Repeat every line of the listing below exactly, minus the pictures.

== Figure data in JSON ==
-=-=-=-=-

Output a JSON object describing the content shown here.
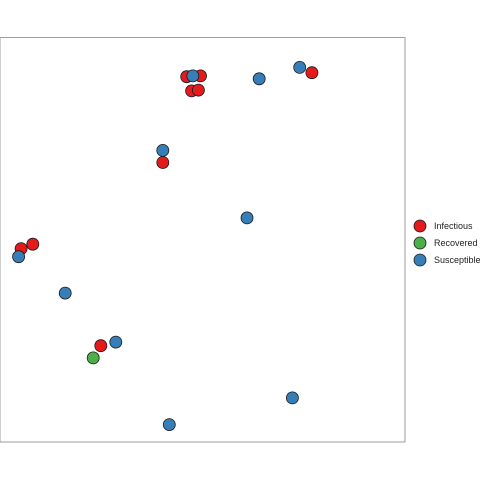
{
  "chart_data": {
    "type": "scatter",
    "title": "",
    "xlabel": "",
    "ylabel": "",
    "xlim": [
      0,
      100
    ],
    "ylim": [
      0,
      100
    ],
    "grid": false,
    "legend_position": "right",
    "series": [
      {
        "name": "Infectious",
        "color": "#e41a1c",
        "points": [
          {
            "x": 46.1,
            "y": 90.3
          },
          {
            "x": 49.5,
            "y": 90.5
          },
          {
            "x": 47.3,
            "y": 86.8
          },
          {
            "x": 49.0,
            "y": 87.0
          },
          {
            "x": 77.0,
            "y": 91.3
          },
          {
            "x": 40.2,
            "y": 69.1
          },
          {
            "x": 5.2,
            "y": 47.8
          },
          {
            "x": 8.1,
            "y": 48.9
          },
          {
            "x": 24.9,
            "y": 23.8
          }
        ]
      },
      {
        "name": "Recovered",
        "color": "#4daf4a",
        "points": [
          {
            "x": 23.0,
            "y": 20.8
          }
        ]
      },
      {
        "name": "Susceptible",
        "color": "#377eb8",
        "points": [
          {
            "x": 47.6,
            "y": 90.5
          },
          {
            "x": 64.0,
            "y": 89.8
          },
          {
            "x": 74.0,
            "y": 92.6
          },
          {
            "x": 40.2,
            "y": 72.1
          },
          {
            "x": 61.0,
            "y": 55.4
          },
          {
            "x": 4.6,
            "y": 45.8
          },
          {
            "x": 16.1,
            "y": 36.8
          },
          {
            "x": 28.6,
            "y": 24.7
          },
          {
            "x": 72.2,
            "y": 10.9
          },
          {
            "x": 41.8,
            "y": 4.3
          }
        ]
      }
    ],
    "legend": {
      "entries": [
        "Infectious",
        "Recovered",
        "Susceptible"
      ]
    }
  }
}
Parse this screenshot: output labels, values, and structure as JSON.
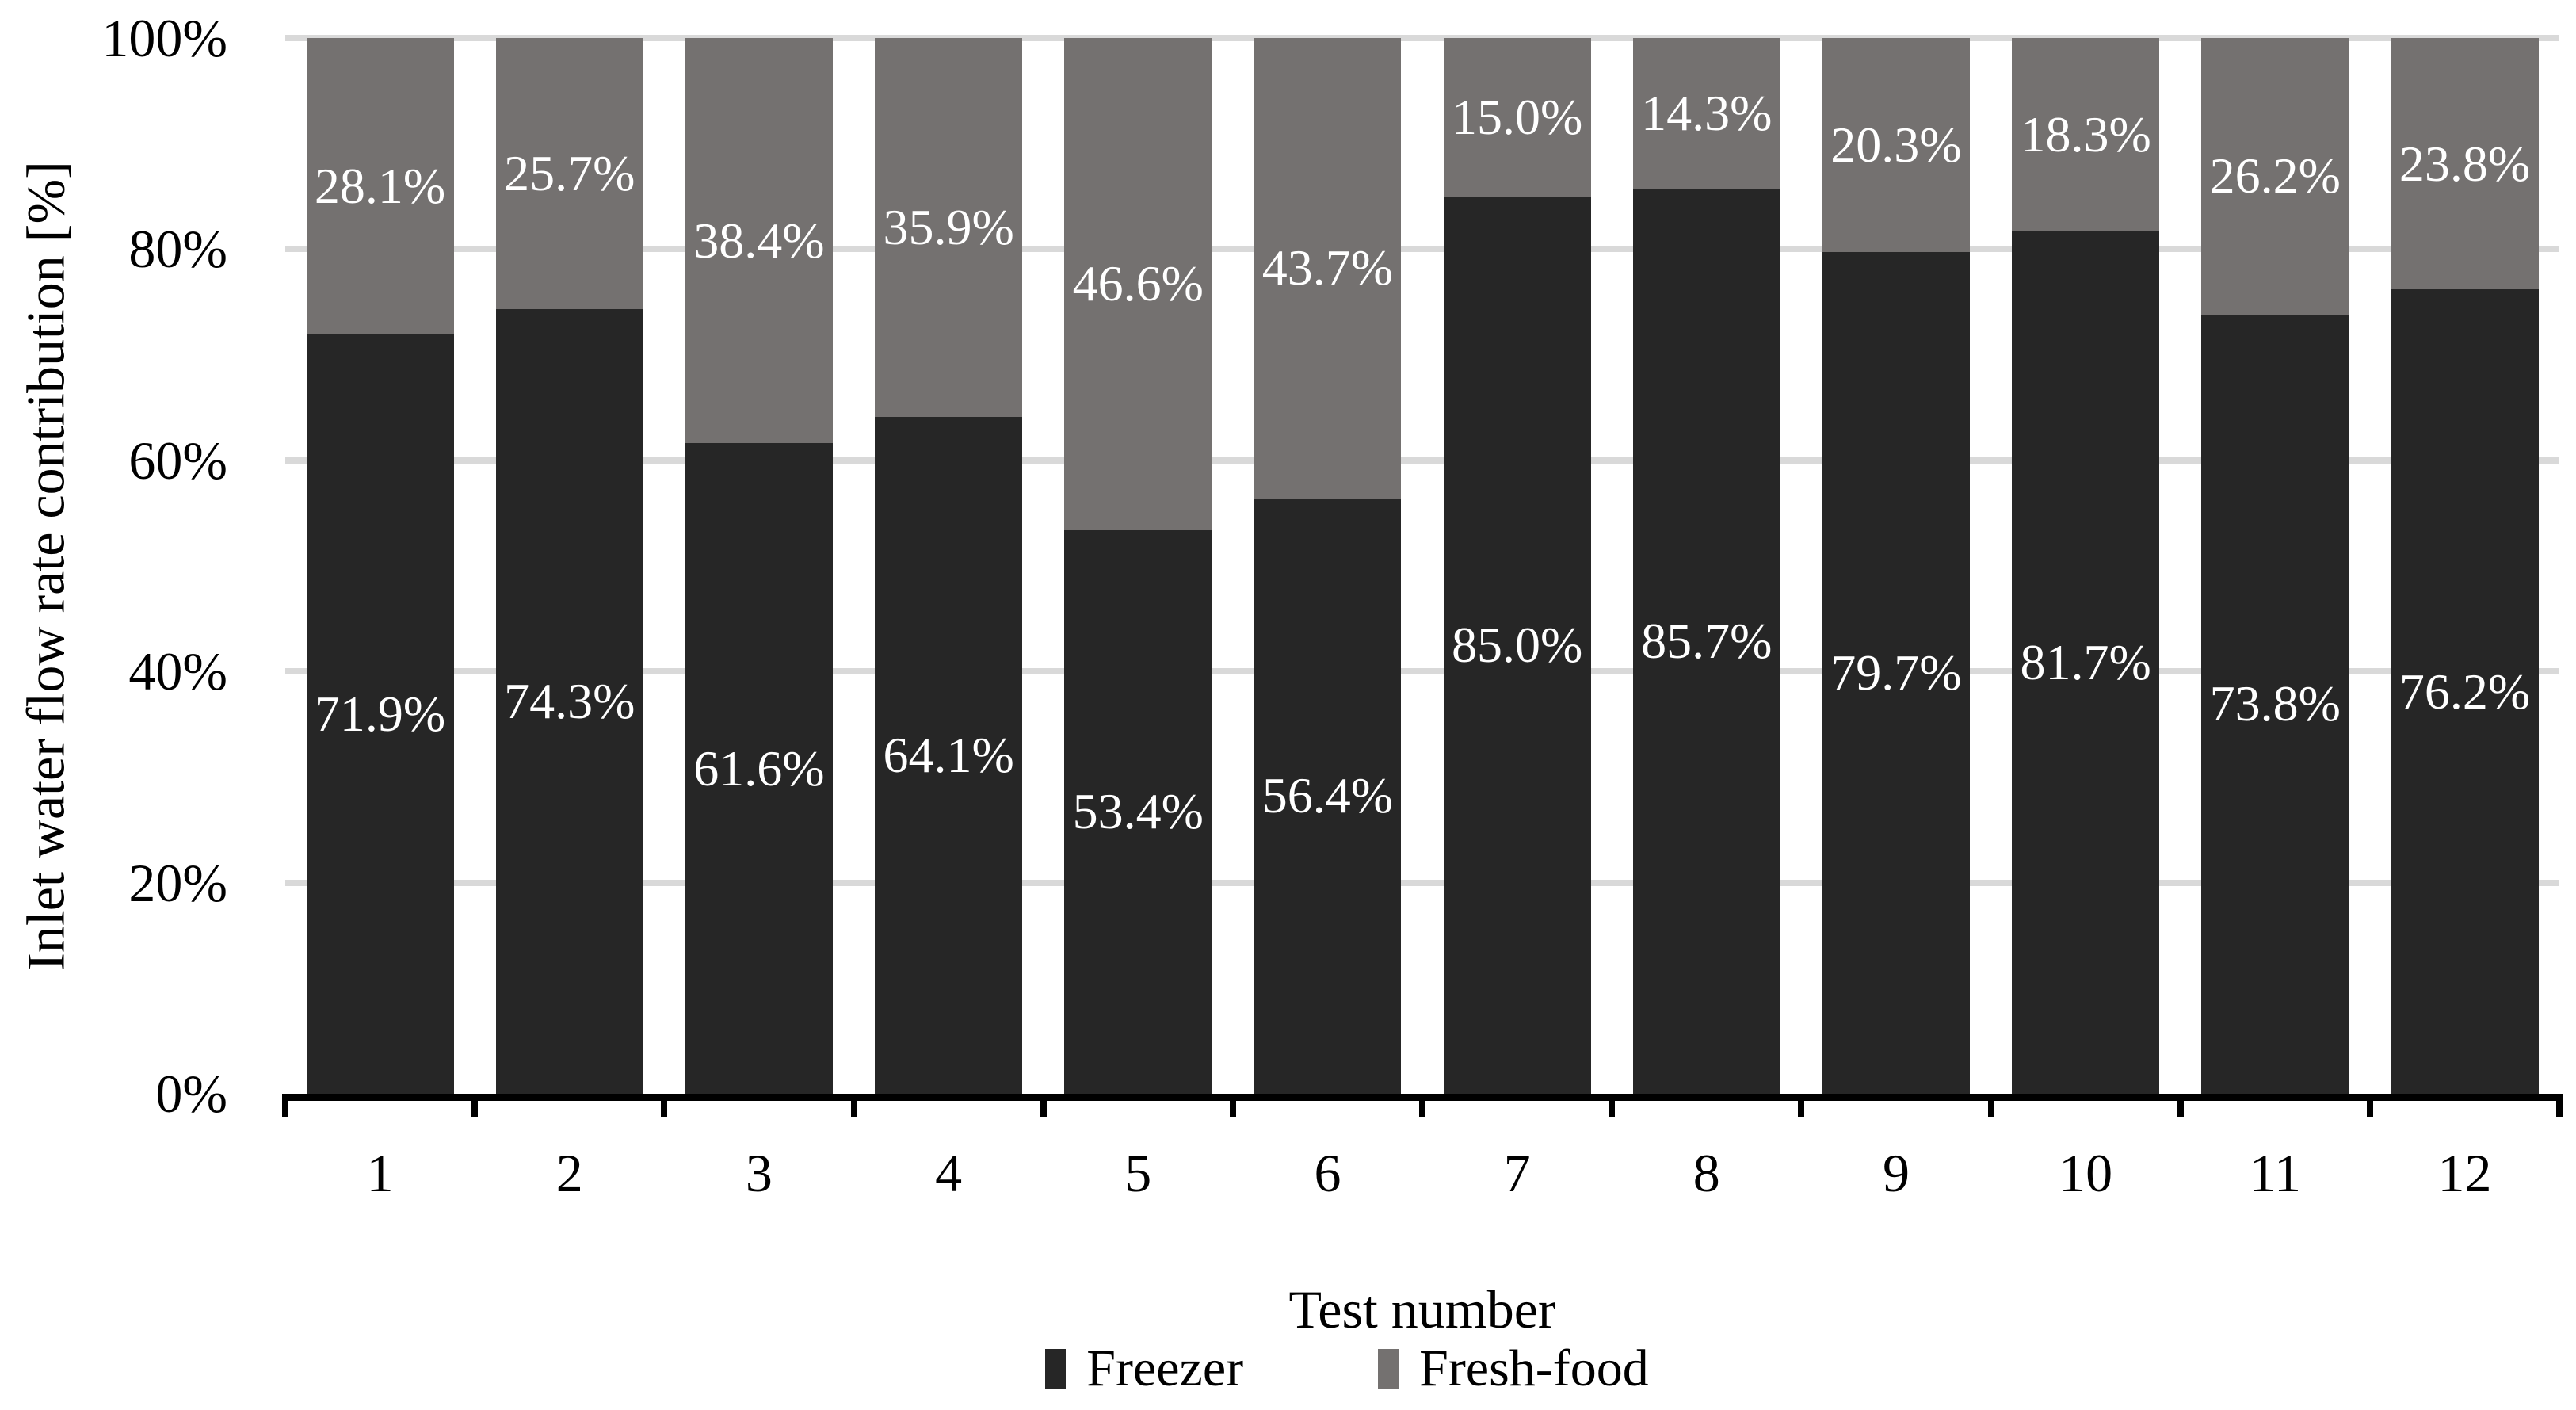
{
  "chart_data": {
    "type": "bar",
    "stacked": true,
    "orientation": "vertical",
    "categories": [
      "1",
      "2",
      "3",
      "4",
      "5",
      "6",
      "7",
      "8",
      "9",
      "10",
      "11",
      "12"
    ],
    "series": [
      {
        "name": "Freezer",
        "color": "#262626",
        "values": [
          71.9,
          74.3,
          61.6,
          64.1,
          53.4,
          56.4,
          85.0,
          85.7,
          79.7,
          81.7,
          73.8,
          76.2
        ],
        "labels": [
          "71.9%",
          "74.3%",
          "61.6%",
          "64.1%",
          "53.4%",
          "56.4%",
          "85.0%",
          "85.7%",
          "79.7%",
          "81.7%",
          "73.8%",
          "76.2%"
        ]
      },
      {
        "name": "Fresh-food",
        "color": "#747170",
        "values": [
          28.1,
          25.7,
          38.4,
          35.9,
          46.6,
          43.7,
          15.0,
          14.3,
          20.3,
          18.3,
          26.2,
          23.8
        ],
        "labels": [
          "28.1%",
          "25.7%",
          "38.4%",
          "35.9%",
          "46.6%",
          "43.7%",
          "15.0%",
          "14.3%",
          "20.3%",
          "18.3%",
          "26.2%",
          "23.8%"
        ]
      }
    ],
    "xlabel": "Test number",
    "ylabel": "Inlet water flow rate contribution [%]",
    "ylim": [
      0,
      100
    ],
    "yticks": [
      "0%",
      "20%",
      "40%",
      "60%",
      "80%",
      "100%"
    ],
    "ytick_values": [
      0,
      20,
      40,
      60,
      80,
      100
    ],
    "grid": true,
    "legend_position": "bottom",
    "data_label_color": "#ffffff",
    "gridline_color": "#d9d9d9",
    "axis_color": "#000000",
    "background_color": "#ffffff"
  }
}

-=-=-=-=-

== Exercise answer ==
Output a JSON object describing the content shown here.
{
  "chart_data": {
    "type": "scatter",
    "title": "",
    "xlabel": "",
    "ylabel": "",
    "xlim": [
      0,
      100
    ],
    "ylim": [
      0,
      100
    ],
    "grid": false,
    "legend_position": "right",
    "series": [
      {
        "name": "Infectious",
        "color": "#e41a1c",
        "points": [
          {
            "x": 46.1,
            "y": 90.3
          },
          {
            "x": 49.5,
            "y": 90.5
          },
          {
            "x": 47.3,
            "y": 86.8
          },
          {
            "x": 49.0,
            "y": 87.0
          },
          {
            "x": 77.0,
            "y": 91.3
          },
          {
            "x": 40.2,
            "y": 69.1
          },
          {
            "x": 5.2,
            "y": 47.8
          },
          {
            "x": 8.1,
            "y": 48.9
          },
          {
            "x": 24.9,
            "y": 23.8
          }
        ]
      },
      {
        "name": "Recovered",
        "color": "#4daf4a",
        "points": [
          {
            "x": 23.0,
            "y": 20.8
          }
        ]
      },
      {
        "name": "Susceptible",
        "color": "#377eb8",
        "points": [
          {
            "x": 47.6,
            "y": 90.5
          },
          {
            "x": 64.0,
            "y": 89.8
          },
          {
            "x": 74.0,
            "y": 92.6
          },
          {
            "x": 40.2,
            "y": 72.1
          },
          {
            "x": 61.0,
            "y": 55.4
          },
          {
            "x": 4.6,
            "y": 45.8
          },
          {
            "x": 16.1,
            "y": 36.8
          },
          {
            "x": 28.6,
            "y": 24.7
          },
          {
            "x": 72.2,
            "y": 10.9
          },
          {
            "x": 41.8,
            "y": 4.3
          }
        ]
      }
    ],
    "legend": {
      "entries": [
        "Infectious",
        "Recovered",
        "Susceptible"
      ]
    }
  }
}
Parse this screenshot: output labels, values, and structure as JSON.
{
  "chart_data": {
    "type": "bar",
    "stacked": true,
    "orientation": "vertical",
    "categories": [
      "1",
      "2",
      "3",
      "4",
      "5",
      "6",
      "7",
      "8",
      "9",
      "10",
      "11",
      "12"
    ],
    "series": [
      {
        "name": "Freezer",
        "color": "#262626",
        "values": [
          71.9,
          74.3,
          61.6,
          64.1,
          53.4,
          56.4,
          85.0,
          85.7,
          79.7,
          81.7,
          73.8,
          76.2
        ],
        "labels": [
          "71.9%",
          "74.3%",
          "61.6%",
          "64.1%",
          "53.4%",
          "56.4%",
          "85.0%",
          "85.7%",
          "79.7%",
          "81.7%",
          "73.8%",
          "76.2%"
        ]
      },
      {
        "name": "Fresh-food",
        "color": "#747170",
        "values": [
          28.1,
          25.7,
          38.4,
          35.9,
          46.6,
          43.7,
          15.0,
          14.3,
          20.3,
          18.3,
          26.2,
          23.8
        ],
        "labels": [
          "28.1%",
          "25.7%",
          "38.4%",
          "35.9%",
          "46.6%",
          "43.7%",
          "15.0%",
          "14.3%",
          "20.3%",
          "18.3%",
          "26.2%",
          "23.8%"
        ]
      }
    ],
    "xlabel": "Test number",
    "ylabel": "Inlet water flow rate contribution [%]",
    "ylim": [
      0,
      100
    ],
    "yticks": [
      "0%",
      "20%",
      "40%",
      "60%",
      "80%",
      "100%"
    ],
    "ytick_values": [
      0,
      20,
      40,
      60,
      80,
      100
    ],
    "grid": true,
    "legend_position": "bottom",
    "data_label_color": "#ffffff",
    "gridline_color": "#d9d9d9",
    "axis_color": "#000000",
    "background_color": "#ffffff"
  }
}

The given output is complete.